* **STATED EXERCISE**
Where a line of the listing below includes the word "Topic", reproduce that line.

───── DATA PROVIDED

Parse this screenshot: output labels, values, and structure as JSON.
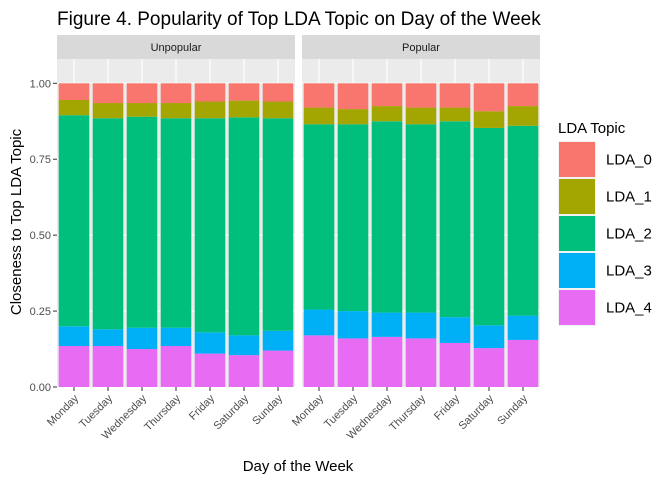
{
  "chart_data": {
    "type": "bar",
    "stacked": true,
    "title": "Figure 4. Popularity of Top LDA Topic on Day of the Week",
    "xlabel": "Day of the Week",
    "ylabel": "Closeness to Top LDA Topic",
    "ylim": [
      0,
      1.08
    ],
    "yticks": [
      0.0,
      0.25,
      0.5,
      0.75,
      1.0
    ],
    "ytick_labels": [
      "0.00",
      "0.25",
      "0.50",
      "0.75",
      "1.00"
    ],
    "categories": [
      "Monday",
      "Tuesday",
      "Wednesday",
      "Thursday",
      "Friday",
      "Saturday",
      "Sunday"
    ],
    "grid": true,
    "legend": {
      "title": "LDA Topic",
      "position": "right"
    },
    "series": [
      {
        "name": "LDA_0",
        "color": "#F8766D"
      },
      {
        "name": "LDA_1",
        "color": "#A3A500"
      },
      {
        "name": "LDA_2",
        "color": "#00BF7D"
      },
      {
        "name": "LDA_3",
        "color": "#00B0F6"
      },
      {
        "name": "LDA_4",
        "color": "#E76BF3"
      }
    ],
    "panels": [
      {
        "label": "Unpopular",
        "values": {
          "LDA_0": [
            0.055,
            0.065,
            0.065,
            0.065,
            0.06,
            0.057,
            0.06
          ],
          "LDA_1": [
            0.05,
            0.05,
            0.045,
            0.05,
            0.055,
            0.055,
            0.055
          ],
          "LDA_2": [
            0.695,
            0.695,
            0.695,
            0.69,
            0.705,
            0.718,
            0.7
          ],
          "LDA_3": [
            0.065,
            0.055,
            0.07,
            0.06,
            0.07,
            0.065,
            0.065
          ],
          "LDA_4": [
            0.135,
            0.135,
            0.125,
            0.135,
            0.11,
            0.105,
            0.12
          ]
        }
      },
      {
        "label": "Popular",
        "values": {
          "LDA_0": [
            0.08,
            0.085,
            0.075,
            0.08,
            0.08,
            0.092,
            0.075
          ],
          "LDA_1": [
            0.055,
            0.05,
            0.05,
            0.055,
            0.045,
            0.055,
            0.065
          ],
          "LDA_2": [
            0.61,
            0.615,
            0.63,
            0.62,
            0.645,
            0.65,
            0.625
          ],
          "LDA_3": [
            0.085,
            0.09,
            0.08,
            0.085,
            0.085,
            0.075,
            0.08
          ],
          "LDA_4": [
            0.17,
            0.16,
            0.165,
            0.16,
            0.145,
            0.128,
            0.155
          ]
        }
      }
    ]
  }
}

──────────

* **SOLVED EXERCISE**
    "title": "Figure 4. Popularity of Top LDA Topic on Day of the Week",
    "ylabel": "Closeness to Top LDA Topic",
      "title": "LDA Topic",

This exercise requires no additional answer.